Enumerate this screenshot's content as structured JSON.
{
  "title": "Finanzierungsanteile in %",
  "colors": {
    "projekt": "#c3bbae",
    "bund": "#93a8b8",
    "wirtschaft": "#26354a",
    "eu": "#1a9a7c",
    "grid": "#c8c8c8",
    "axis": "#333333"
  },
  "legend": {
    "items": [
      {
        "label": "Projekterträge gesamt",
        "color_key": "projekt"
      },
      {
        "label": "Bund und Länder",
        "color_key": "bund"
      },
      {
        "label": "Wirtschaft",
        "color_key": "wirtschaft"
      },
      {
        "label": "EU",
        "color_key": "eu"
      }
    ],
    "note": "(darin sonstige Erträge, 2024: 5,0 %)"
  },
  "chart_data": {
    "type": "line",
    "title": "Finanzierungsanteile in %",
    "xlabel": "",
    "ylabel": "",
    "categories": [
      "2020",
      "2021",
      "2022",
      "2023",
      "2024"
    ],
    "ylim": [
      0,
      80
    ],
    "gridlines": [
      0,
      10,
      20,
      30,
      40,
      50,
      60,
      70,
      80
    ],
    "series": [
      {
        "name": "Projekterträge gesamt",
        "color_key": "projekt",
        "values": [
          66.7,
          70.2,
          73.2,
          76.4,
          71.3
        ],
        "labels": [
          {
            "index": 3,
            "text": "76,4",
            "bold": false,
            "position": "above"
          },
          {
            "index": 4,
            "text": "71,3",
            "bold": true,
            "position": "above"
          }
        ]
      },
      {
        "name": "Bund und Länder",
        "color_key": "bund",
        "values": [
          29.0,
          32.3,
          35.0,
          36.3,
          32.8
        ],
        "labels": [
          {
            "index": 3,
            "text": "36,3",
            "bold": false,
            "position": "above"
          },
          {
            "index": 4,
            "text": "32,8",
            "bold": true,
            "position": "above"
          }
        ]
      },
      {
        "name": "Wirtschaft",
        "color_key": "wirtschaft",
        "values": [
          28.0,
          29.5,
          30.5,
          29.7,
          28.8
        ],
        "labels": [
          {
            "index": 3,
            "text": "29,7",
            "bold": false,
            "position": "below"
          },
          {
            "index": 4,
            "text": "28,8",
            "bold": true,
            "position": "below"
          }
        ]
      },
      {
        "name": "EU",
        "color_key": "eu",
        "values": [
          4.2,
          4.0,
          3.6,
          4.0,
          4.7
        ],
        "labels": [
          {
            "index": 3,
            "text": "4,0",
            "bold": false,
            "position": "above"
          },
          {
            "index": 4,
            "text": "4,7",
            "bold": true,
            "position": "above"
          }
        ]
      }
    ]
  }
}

(INSTRUCTION) Go through the material line by line. Show each line that contains the string "gesamt".

(RESPONSE)
        "label": "Projekterträge gesamt",
        "name": "Projekterträge gesamt",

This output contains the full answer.